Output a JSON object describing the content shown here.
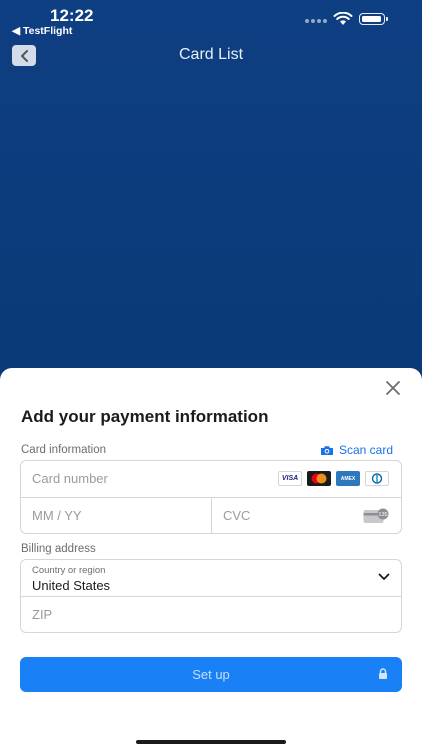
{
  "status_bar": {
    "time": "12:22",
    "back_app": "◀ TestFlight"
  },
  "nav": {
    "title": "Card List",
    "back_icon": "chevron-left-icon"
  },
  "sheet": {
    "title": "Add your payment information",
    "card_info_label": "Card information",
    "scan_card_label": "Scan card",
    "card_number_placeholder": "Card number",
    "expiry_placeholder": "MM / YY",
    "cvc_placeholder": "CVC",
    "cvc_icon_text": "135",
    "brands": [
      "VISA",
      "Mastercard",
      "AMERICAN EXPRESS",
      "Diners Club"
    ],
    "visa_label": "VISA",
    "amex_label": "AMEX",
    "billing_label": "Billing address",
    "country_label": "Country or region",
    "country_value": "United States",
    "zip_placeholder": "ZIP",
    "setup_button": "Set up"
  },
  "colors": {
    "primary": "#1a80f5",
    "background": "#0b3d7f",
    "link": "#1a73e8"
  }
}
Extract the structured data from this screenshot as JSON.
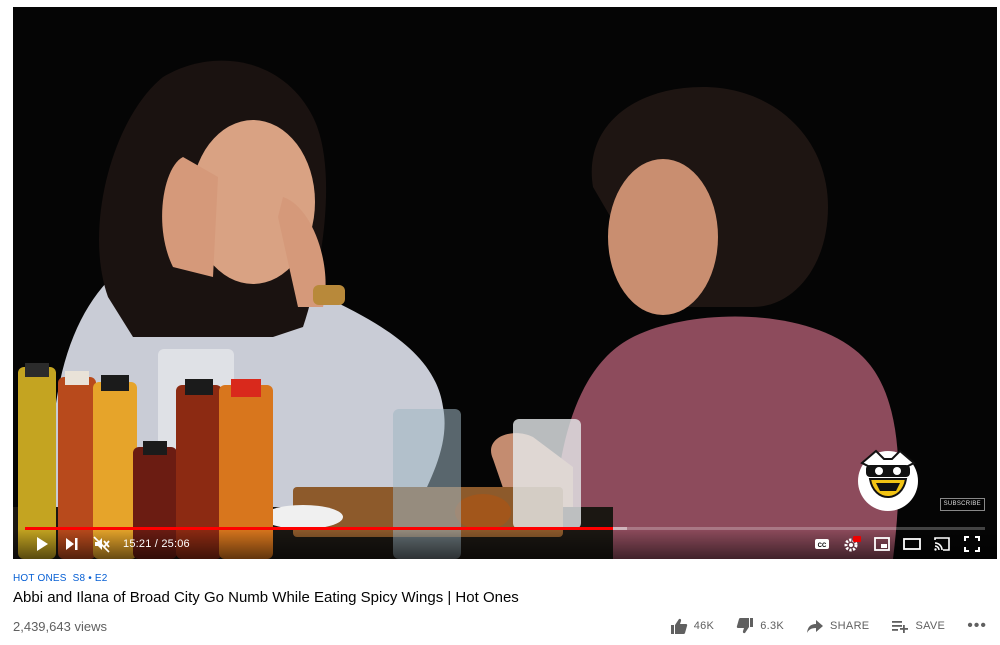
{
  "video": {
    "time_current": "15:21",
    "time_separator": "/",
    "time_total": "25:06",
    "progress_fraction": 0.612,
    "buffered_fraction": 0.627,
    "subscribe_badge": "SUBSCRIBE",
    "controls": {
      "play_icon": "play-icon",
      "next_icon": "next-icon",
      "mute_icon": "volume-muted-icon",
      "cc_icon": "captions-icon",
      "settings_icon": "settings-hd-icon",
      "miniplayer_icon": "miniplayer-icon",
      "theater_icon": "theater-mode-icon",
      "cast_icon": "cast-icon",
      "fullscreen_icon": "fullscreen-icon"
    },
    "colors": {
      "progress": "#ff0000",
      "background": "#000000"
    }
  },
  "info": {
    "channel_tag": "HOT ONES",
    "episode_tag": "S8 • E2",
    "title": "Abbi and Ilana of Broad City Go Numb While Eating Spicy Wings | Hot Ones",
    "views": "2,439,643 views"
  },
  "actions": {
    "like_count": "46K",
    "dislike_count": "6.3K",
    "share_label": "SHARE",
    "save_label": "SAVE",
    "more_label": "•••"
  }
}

# DIRECTIVE
Go through the material above and count the lines that contain "information"; answer with the number alone.

# IN RESPONSE
2